Reading passage:
....................

February 27 will be remembered by India, Pakistan and Indian Airforce (IAF) pilot Wing Commander Abhinandan Varthaman for decades. Four years down the line, it is imperative to scrutinise critically who gained what from this brief skirmish.
Readers may recall that on 14 February 2019, India launched a false flag operation in the Pulwama district of Illegally Indian Occupied Kashmir (IIOK), resulting in the death of 40 Central Reserve Police Force (CRPF) personnel.
Blaming Pakistan for the attack, IAF conducted a night surgical strike on Balakot, well within Pakistan’s sovereign territory in the wee hours of 26 February.
Indian media quoted official sources that twelve IAF Mirage 2000 fighter aircraft were involved in the operation. According to The Indian Express, the Mirage 2000s were equipped with SPICE 2000 & Popeye precision-guided munitions and that they were supported by four Sukhoi Su-30MKI, Netra and Phalcon airborne early warning and control aircraft, an IAI Heron UAV and two Ilyushin Il-78 aerial refuelling aircraft.
Following the incursion, ISPR released the news of the failed strike first; directly the xenophobic Indian media went berserk to the extent that Indian External Affairs Minister Sushma Swaraj claimed that IAF targeted an alleged terrorist training camp in Pakistan, which was leveled and “350 militants were killed.”
Pakistan not only denied the existence of any training center in the area but also stated that the IAF surgical strike had failed since the bombs only managed to create a few craters and destroy some pine trees.
The same was confirmed by the foreign and local media teams who were provided access to the strike site.
Analysis of open-source satellite imagery by the Atlantic Council’s Digital Forensics Laboratory, San Francisco-based Planet Labs, European Space Imaging, and the Australian Strategic Policy Institute concluded that India did not hit any targets of significance on the Jaba hilltop site in the vicinity of Balakot–thus exposing the Indian false claims.

....................

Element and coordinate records
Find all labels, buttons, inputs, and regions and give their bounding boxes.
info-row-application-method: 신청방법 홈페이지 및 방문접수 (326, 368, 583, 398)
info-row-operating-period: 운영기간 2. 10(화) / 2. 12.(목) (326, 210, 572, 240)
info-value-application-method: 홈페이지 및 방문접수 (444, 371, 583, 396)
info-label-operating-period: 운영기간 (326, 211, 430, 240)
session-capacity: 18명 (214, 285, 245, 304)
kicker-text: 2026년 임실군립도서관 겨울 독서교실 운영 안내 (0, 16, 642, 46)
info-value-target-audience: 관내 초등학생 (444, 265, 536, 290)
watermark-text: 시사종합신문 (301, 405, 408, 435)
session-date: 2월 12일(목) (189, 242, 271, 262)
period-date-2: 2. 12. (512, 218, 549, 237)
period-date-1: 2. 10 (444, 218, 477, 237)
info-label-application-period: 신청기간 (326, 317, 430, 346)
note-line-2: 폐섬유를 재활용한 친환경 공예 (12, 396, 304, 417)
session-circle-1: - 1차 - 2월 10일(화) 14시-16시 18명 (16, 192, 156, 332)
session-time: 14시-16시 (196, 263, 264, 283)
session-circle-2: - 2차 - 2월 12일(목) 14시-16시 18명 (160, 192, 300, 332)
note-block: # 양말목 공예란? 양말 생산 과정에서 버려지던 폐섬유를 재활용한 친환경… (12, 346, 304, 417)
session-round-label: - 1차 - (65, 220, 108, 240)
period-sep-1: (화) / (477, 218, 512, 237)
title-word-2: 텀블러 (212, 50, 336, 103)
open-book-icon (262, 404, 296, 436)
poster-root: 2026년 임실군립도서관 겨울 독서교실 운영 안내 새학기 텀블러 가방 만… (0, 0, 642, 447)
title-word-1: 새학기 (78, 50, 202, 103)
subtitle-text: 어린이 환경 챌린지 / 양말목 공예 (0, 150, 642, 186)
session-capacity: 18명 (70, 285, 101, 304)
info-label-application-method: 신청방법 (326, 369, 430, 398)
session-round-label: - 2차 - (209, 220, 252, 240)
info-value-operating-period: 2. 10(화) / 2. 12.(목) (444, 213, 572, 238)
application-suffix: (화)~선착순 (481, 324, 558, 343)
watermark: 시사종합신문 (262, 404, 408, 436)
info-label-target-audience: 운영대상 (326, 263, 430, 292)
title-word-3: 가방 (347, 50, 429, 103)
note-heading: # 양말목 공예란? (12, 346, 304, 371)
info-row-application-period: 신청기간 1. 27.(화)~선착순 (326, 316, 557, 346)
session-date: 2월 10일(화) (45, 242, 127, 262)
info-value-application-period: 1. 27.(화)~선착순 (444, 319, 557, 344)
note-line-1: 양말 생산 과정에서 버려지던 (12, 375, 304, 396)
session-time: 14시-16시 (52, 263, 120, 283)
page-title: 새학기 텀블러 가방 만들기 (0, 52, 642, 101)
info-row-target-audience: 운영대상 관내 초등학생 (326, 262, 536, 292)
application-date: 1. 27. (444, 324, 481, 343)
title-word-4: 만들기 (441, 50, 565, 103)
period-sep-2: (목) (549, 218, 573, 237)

....................

What is asked:
1 - Decide whether each statement below agrees with the article on the Balakot strike, answering yes or no and quoting the words of the article that settle it. (a) Indian media reported that twelve Mirage 2000 aircraft took part in the operation. (b) The strike on Balakot was carried out in the evening of 26 February. (c) Media teams were kept away from the strike site.
2 - Summarize the article on the Balakot strike in two sentences.
3 - Proceed with the article on the Balakot strike, picking up after its last sentence.
These lines have no connection to the article on the Balakot strike.

Responses:
1 -
(a) Yes: "Indian media quoted official sources that twelve IAF Mirage 2000 fighter aircraft were involved in the operation."
(b) No: "in the wee hours of 26 February."
(c) No: "the foreign and local media teams who were provided access to the strike site."

2 - The article looks back at the 2019 events in which 40 CRPF personnel died in Pulwama in what it calls an Indian false flag operation, after which the IAF, blaming Pakistan, struck Balakot in the early hours of 26 February. It states that India's claim of a leveled training camp and 350 militants killed was denied by Pakistan and contradicted by media teams given access to the site and by satellite imagery analyses that found no significant targets hit.

3 -
Besides the IAF, Israel too, must have been disconcerted by the poor performance of IAF in the assault, since the SPICE 2000 & Popeye precision-guided munitions, Phalcon airborne early warning and control aircraft and IAI Heron UAV are all of Israeli origin but they collectively failed to achieve any success.
The next morning, after assessing that IAF was unsuccessful in causing any damage, PAF launched “Operation Swift Retort” to send a clear message to India, targeting multiple locations in IIOK but deliberately dropped their payload off the target sites to avoid any human casualty or collateral damage.
When IAF interceptors tried to retaliate, they were trapped and in the melee, two were shot down by PAF: a MiG-21 and a SU-30. The debris of the SU-30 fell in IIOK and its pilot was killed but the kill was recorded on PAF aerial reconnaissance platforms, yet no formal claim was made or awarded.
The MiG-21 pilot, Wing Commander Abhinandan Varthaman, who ejected safely, landed in Azad Kashmir and was captured alive.
On the same day IAF mistakenly shot down its own Mi-17 helicopter with SPYDER air defense system (ironically also of Israeli origin), killing six Air Force personnel and 1 civilian in a frenzy of confusion. Later, two Indian officers were court martialed for their faux-pas.
To hide its humiliation, India claimed that Wing Commander Abhinandan shot down a Pakistani F-16 Fighting Falcon before he was downed and awarded him a gallantry award Vir Chakra for his imaginary kill.
Despite insistence, India failed to provide any proof of shooting down an F-16 but US specialists carried out an inventory check, finding all PAF F-16s intact while the media was shown the missile pods of Abhinandan’s MiG-21 from which not a single missile had been fired.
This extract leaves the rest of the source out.